Data entries
□ □ □ □ □

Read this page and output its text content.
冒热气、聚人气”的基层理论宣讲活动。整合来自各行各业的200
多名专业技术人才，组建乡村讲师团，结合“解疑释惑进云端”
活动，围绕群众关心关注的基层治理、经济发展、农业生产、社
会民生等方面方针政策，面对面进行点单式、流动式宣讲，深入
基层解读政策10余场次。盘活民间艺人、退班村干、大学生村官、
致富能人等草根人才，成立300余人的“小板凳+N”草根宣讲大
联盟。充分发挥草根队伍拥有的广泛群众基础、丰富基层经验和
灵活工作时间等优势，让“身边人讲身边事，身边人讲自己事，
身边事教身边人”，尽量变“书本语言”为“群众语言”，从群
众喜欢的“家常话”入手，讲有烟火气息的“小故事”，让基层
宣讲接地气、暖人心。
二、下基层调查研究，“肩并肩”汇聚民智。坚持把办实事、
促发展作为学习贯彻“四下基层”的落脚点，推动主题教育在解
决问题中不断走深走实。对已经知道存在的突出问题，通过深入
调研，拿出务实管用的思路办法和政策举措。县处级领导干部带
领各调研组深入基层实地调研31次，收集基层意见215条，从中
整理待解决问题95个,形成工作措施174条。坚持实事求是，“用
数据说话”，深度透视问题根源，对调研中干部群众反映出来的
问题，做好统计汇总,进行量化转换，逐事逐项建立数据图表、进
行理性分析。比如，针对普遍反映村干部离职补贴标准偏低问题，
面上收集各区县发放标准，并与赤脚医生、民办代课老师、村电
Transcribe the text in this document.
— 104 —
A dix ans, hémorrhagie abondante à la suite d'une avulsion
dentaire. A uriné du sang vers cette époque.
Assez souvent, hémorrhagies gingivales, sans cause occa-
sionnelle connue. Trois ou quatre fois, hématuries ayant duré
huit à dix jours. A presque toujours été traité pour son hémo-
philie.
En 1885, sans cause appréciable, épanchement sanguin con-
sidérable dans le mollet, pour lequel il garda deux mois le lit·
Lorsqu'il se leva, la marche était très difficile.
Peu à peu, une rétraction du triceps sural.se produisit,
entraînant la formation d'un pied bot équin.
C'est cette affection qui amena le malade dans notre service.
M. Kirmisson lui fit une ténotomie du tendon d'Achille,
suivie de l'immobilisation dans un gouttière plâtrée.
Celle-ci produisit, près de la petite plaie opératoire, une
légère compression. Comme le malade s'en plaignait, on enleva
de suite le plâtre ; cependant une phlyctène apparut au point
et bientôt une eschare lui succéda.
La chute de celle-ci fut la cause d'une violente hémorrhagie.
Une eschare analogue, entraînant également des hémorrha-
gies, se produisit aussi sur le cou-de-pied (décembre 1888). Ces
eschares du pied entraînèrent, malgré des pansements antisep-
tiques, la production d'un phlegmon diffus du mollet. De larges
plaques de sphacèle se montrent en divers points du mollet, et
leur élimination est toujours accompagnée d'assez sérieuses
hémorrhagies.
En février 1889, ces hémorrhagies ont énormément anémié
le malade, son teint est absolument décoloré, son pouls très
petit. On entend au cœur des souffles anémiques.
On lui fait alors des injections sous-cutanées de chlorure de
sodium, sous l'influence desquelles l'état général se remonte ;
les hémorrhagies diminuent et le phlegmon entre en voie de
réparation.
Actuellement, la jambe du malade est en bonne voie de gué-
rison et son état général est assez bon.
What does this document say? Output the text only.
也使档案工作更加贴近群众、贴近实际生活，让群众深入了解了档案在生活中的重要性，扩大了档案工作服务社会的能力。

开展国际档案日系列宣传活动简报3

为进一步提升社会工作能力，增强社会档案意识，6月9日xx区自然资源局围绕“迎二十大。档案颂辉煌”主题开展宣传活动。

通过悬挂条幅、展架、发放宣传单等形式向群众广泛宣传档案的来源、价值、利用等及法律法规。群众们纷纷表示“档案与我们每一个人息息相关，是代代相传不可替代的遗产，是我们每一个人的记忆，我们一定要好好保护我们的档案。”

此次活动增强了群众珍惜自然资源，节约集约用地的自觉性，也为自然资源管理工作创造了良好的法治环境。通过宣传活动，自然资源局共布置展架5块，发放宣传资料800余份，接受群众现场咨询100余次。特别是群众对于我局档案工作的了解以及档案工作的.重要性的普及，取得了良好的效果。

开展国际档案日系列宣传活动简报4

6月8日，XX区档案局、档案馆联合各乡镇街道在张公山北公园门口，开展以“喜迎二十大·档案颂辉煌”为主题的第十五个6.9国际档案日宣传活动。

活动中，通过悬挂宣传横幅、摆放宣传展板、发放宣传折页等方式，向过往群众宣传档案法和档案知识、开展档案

□ □ □ □ □

Write out the complete set of records exactly as given.

Read this page and output its text content.
冒热气、聚人气”的基层理论宣讲活动。整合来自各行各业的200
多名专业技术人才，组建乡村讲师团，结合“解疑释惑进云端”
活动，围绕群众关心关注的基层治理、经济发展、农业生产、社
会民生等方面方针政策，面对面进行点单式、流动式宣讲，深入
基层解读政策10余场次。盘活民间艺人、退班村干、大学生村官、
致富能人等草根人才，成立300余人的“小板凳+N”草根宣讲大
联盟。充分发挥草根队伍拥有的广泛群众基础、丰富基层经验和
灵活工作时间等优势，让“身边人讲身边事，身边人讲自己事，
身边事教身边人”，尽量变“书本语言”为“群众语言”，从群
众喜欢的“家常话”入手，讲有烟火气息的“小故事”，让基层
宣讲接地气、暖人心。
二、下基层调查研究，“肩并肩”汇聚民智。坚持把办实事、
促发展作为学习贯彻“四下基层”的落脚点，推动主题教育在解
决问题中不断走深走实。对已经知道存在的突出问题，通过深入
调研，拿出务实管用的思路办法和政策举措。县处级领导干部带
领各调研组深入基层实地调研31次，收集基层意见215条，从中
整理待解决问题95个,形成工作措施174条。坚持实事求是，“用
数据说话”，深度透视问题根源，对调研中干部群众反映出来的
问题，做好统计汇总,进行量化转换，逐事逐项建立数据图表、进
行理性分析。比如，针对普遍反映村干部离职补贴标准偏低问题，
面上收集各区县发放标准，并与赤脚医生、民办代课老师、村电
Transcribe the text in this document.
— 104 —
A dix ans, hémorrhagie abondante à la suite d'une avulsion
dentaire. A uriné du sang vers cette époque.
Assez souvent, hémorrhagies gingivales, sans cause occa-
sionnelle connue. Trois ou quatre fois, hématuries ayant duré
huit à dix jours. A presque toujours été traité pour son hémo-
philie.
En 1885, sans cause appréciable, épanchement sanguin con-
sidérable dans le mollet, pour lequel il garda deux mois le lit·
Lorsqu'il se leva, la marche était très difficile.
Peu à peu, une rétraction du triceps sural.se produisit,
entraînant la formation d'un pied bot équin.
C'est cette affection qui amena le malade dans notre service.
M. Kirmisson lui fit une ténotomie du tendon d'Achille,
suivie de l'immobilisation dans un gouttière plâtrée.
Celle-ci produisit, près de la petite plaie opératoire, une
légère compression. Comme le malade s'en plaignait, on enleva
de suite le plâtre ; cependant une phlyctène apparut au point
et bientôt une eschare lui succéda.
La chute de celle-ci fut la cause d'une violente hémorrhagie.
Une eschare analogue, entraînant également des hémorrha-
gies, se produisit aussi sur le cou-de-pied (décembre 1888). Ces
eschares du pied entraînèrent, malgré des pansements antisep-
tiques, la production d'un phlegmon diffus du mollet. De larges
plaques de sphacèle se montrent en divers points du mollet, et
leur élimination est toujours accompagnée d'assez sérieuses
hémorrhagies.
En février 1889, ces hémorrhagies ont énormément anémié
le malade, son teint est absolument décoloré, son pouls très
petit. On entend au cœur des souffles anémiques.
On lui fait alors des injections sous-cutanées de chlorure de
sodium, sous l'influence desquelles l'état général se remonte ;
les hémorrhagies diminuent et le phlegmon entre en voie de
réparation.
Actuellement, la jambe du malade est en bonne voie de gué-
rison et son état général est assez bon.
What does this document say? Output the text only.
也使档案工作更加贴近群众、贴近实际生活，让群众深入了解了档案在生活中的重要性，扩大了档案工作服务社会的能力。

开展国际档案日系列宣传活动简报3

为进一步提升社会工作能力，增强社会档案意识，6月9日xx区自然资源局围绕“迎二十大。档案颂辉煌”主题开展宣传活动。

通过悬挂条幅、展架、发放宣传单等形式向群众广泛宣传档案的来源、价值、利用等及法律法规。群众们纷纷表示“档案与我们每一个人息息相关，是代代相传不可替代的遗产，是我们每一个人的记忆，我们一定要好好保护我们的档案。”

此次活动增强了群众珍惜自然资源，节约集约用地的自觉性，也为自然资源管理工作创造了良好的法治环境。通过宣传活动，自然资源局共布置展架5块，发放宣传资料800余份，接受群众现场咨询100余次。特别是群众对于我局档案工作的了解以及档案工作的.重要性的普及，取得了良好的效果。

开展国际档案日系列宣传活动简报4

6月8日，XX区档案局、档案馆联合各乡镇街道在张公山北公园门口，开展以“喜迎二十大·档案颂辉煌”为主题的第十五个6.9国际档案日宣传活动。

活动中，通过悬挂宣传横幅、摆放宣传展板、发放宣传折页等方式，向过往群众宣传档案法和档案知识、开展档案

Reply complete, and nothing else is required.